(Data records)
>> start
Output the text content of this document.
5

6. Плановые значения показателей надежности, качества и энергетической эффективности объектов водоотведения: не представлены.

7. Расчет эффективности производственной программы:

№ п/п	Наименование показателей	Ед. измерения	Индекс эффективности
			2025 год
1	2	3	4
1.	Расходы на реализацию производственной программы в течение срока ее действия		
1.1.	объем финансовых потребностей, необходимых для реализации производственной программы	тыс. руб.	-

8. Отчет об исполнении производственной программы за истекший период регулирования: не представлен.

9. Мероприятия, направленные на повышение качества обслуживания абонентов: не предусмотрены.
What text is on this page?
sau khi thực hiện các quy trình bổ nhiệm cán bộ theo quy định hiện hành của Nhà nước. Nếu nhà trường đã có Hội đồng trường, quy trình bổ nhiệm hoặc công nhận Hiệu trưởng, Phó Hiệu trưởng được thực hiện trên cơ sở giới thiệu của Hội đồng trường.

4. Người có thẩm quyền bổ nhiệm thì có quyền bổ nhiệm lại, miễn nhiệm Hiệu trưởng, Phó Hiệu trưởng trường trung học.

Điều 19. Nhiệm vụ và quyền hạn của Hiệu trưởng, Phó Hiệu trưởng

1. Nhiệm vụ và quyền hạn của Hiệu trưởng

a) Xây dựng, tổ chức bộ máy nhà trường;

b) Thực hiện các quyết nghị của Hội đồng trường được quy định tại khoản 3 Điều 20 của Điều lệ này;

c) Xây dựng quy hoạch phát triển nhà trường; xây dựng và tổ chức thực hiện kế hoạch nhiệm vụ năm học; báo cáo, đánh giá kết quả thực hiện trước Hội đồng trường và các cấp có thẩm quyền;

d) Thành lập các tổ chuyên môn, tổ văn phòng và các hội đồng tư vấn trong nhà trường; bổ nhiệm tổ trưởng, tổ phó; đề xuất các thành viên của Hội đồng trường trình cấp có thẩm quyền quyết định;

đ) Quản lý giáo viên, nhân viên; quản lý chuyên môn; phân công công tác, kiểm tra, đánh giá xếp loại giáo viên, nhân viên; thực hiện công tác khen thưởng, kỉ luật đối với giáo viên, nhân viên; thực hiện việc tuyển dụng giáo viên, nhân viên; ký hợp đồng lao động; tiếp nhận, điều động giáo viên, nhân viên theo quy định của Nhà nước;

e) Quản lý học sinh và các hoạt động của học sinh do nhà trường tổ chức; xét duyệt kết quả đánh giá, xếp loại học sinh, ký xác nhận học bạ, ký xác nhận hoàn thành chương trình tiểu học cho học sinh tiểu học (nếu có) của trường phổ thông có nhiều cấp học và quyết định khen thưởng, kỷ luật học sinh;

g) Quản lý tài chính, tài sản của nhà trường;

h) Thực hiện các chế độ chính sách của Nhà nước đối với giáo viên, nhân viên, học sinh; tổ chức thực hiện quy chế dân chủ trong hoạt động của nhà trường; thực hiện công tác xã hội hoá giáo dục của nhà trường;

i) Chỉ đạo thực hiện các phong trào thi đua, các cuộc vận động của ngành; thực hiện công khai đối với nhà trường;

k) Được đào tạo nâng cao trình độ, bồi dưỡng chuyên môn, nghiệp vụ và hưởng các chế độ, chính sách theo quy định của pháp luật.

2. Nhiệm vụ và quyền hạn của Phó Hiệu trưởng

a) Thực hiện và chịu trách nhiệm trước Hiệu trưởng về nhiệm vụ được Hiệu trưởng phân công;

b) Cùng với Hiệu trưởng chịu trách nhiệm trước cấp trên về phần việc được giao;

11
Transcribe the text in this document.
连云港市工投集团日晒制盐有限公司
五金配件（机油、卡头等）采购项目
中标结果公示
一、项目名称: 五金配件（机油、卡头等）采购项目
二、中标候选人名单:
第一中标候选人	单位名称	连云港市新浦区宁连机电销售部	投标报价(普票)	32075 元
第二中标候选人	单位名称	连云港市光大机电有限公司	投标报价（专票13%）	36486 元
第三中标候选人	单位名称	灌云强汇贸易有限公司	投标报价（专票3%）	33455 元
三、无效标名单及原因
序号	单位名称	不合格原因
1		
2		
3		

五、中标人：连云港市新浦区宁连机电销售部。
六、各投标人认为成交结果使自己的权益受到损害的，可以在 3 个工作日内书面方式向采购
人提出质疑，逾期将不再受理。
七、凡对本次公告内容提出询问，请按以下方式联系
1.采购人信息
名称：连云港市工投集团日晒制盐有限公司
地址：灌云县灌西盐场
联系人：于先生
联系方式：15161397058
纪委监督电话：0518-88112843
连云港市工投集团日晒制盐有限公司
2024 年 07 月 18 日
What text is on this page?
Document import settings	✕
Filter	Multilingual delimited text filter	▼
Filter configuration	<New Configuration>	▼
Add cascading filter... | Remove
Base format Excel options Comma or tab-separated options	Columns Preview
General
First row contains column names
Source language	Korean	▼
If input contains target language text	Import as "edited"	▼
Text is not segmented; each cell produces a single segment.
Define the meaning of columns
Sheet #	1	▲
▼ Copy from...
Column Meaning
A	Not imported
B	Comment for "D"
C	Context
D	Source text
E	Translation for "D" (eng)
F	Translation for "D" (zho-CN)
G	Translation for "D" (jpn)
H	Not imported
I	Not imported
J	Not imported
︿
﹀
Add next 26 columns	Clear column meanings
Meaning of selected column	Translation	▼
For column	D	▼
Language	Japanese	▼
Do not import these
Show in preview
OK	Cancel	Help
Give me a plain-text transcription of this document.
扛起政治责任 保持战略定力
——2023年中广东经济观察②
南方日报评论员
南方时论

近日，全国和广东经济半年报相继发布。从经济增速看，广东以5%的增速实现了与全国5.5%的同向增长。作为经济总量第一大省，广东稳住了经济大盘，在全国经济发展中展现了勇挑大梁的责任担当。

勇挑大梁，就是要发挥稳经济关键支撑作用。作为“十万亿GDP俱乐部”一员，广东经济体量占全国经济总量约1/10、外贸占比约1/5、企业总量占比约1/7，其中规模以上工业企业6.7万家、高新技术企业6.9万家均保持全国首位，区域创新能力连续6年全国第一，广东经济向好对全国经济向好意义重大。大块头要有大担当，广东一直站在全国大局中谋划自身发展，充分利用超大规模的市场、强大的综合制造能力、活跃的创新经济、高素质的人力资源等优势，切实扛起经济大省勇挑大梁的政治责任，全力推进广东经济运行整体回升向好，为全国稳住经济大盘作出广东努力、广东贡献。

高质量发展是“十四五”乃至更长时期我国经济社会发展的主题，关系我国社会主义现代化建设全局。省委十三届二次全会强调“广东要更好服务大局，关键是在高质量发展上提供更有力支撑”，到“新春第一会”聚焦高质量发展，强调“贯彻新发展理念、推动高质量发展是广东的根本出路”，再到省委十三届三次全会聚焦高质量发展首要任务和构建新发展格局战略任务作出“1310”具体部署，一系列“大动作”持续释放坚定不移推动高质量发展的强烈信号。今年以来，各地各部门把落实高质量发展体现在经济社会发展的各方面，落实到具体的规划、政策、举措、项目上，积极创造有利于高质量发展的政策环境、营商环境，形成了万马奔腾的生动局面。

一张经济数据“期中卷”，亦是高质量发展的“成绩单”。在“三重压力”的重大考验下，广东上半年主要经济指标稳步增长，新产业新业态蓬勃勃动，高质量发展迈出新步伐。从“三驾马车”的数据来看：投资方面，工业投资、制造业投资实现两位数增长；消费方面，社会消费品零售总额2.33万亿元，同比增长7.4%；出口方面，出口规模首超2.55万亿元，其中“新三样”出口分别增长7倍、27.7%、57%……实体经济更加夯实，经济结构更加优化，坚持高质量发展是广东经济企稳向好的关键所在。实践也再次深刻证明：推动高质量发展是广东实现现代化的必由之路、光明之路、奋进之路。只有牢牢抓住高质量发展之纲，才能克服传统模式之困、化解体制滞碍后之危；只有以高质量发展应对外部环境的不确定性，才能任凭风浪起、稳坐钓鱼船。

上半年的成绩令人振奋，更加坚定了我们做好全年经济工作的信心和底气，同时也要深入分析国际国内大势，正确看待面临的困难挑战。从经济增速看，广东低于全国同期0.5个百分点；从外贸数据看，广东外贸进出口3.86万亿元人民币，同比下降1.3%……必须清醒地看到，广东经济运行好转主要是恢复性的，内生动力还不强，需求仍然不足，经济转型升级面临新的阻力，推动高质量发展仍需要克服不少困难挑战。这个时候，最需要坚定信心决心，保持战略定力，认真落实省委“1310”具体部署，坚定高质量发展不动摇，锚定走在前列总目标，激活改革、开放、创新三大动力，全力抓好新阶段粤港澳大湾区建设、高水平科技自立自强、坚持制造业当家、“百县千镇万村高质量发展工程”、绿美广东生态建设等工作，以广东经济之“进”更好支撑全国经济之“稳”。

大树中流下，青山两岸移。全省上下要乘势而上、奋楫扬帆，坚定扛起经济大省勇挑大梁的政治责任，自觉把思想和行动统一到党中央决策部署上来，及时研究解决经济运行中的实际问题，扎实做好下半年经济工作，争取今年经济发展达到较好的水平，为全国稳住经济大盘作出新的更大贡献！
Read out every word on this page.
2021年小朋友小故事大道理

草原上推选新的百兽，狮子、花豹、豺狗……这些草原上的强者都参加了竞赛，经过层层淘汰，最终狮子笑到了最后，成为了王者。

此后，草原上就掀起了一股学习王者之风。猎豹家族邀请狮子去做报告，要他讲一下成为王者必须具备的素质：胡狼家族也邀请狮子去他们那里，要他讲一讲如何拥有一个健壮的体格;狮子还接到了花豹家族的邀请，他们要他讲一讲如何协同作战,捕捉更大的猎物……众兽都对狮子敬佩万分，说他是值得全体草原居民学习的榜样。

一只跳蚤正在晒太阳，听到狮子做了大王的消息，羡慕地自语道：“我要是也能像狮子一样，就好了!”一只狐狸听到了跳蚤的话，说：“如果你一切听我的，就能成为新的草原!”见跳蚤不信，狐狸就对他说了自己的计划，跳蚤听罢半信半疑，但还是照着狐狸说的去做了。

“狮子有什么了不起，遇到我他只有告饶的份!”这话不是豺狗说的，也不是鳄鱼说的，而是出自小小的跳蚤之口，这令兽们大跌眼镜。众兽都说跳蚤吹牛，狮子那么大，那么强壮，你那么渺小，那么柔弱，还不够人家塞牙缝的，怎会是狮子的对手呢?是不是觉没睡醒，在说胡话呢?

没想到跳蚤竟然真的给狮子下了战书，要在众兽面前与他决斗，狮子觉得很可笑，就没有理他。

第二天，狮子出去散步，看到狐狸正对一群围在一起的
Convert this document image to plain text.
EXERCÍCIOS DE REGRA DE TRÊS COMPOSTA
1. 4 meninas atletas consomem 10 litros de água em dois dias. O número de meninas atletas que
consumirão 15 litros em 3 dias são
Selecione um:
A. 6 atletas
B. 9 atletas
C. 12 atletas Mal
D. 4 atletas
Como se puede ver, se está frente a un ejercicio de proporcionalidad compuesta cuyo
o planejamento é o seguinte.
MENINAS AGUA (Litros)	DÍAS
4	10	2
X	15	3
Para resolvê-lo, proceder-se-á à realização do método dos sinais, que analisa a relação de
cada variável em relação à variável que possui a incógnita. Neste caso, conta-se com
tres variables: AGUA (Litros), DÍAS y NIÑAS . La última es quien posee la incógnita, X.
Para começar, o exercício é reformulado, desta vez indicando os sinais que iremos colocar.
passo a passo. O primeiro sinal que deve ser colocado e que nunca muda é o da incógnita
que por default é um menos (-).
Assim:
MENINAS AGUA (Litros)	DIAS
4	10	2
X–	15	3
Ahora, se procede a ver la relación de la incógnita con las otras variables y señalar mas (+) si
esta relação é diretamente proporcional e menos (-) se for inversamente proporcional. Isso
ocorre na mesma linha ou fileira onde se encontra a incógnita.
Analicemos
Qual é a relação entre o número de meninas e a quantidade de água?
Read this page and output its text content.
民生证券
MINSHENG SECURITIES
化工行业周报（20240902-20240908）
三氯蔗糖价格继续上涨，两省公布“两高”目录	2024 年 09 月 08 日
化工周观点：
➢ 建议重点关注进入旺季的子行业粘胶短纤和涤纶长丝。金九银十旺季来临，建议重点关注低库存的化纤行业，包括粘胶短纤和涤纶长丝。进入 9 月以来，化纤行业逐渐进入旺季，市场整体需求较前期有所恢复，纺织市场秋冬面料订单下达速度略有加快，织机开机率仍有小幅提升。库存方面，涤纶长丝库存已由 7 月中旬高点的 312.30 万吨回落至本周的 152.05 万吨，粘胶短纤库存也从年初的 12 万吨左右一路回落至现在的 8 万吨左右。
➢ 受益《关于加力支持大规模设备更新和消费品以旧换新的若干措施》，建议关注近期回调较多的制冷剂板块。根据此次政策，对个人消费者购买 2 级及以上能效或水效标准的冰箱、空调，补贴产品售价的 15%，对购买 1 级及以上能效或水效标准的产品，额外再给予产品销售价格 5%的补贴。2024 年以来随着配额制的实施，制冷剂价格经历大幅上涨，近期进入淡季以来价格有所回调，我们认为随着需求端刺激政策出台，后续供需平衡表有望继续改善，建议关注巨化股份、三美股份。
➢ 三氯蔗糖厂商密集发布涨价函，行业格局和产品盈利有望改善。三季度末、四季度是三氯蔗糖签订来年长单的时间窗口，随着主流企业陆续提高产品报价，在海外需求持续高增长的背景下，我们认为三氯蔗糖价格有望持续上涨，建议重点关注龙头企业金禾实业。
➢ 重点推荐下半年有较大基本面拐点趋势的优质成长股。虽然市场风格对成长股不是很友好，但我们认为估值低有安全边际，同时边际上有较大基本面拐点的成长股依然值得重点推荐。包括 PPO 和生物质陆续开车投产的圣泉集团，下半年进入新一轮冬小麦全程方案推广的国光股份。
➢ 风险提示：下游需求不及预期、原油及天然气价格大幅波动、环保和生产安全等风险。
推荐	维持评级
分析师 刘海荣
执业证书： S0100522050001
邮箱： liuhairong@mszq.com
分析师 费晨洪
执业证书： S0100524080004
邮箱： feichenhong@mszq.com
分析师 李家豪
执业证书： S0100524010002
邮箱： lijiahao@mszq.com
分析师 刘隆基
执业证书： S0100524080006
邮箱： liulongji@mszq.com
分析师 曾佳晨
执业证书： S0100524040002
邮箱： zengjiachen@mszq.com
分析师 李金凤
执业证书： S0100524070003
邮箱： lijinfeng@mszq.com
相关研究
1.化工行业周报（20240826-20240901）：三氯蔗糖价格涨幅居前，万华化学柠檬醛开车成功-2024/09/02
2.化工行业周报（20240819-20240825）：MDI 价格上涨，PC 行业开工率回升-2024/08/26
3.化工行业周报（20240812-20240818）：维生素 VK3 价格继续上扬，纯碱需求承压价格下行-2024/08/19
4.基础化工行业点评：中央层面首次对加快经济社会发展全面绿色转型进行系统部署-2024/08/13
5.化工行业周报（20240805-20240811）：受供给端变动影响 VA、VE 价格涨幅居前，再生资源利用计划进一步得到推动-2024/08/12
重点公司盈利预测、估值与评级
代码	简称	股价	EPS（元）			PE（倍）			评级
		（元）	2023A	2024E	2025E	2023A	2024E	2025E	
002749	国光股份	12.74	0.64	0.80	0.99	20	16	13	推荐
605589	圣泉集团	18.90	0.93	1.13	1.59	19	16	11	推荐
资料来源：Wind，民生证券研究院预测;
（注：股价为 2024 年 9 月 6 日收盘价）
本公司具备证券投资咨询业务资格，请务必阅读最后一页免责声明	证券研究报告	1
>> end
• _Objective_: Copy every line of the records above that contains "menos".

• _Reply_:
que por default é um menos (-).
esta relação é diretamente proporcional e menos (-) se for inversamente proporcional. Isso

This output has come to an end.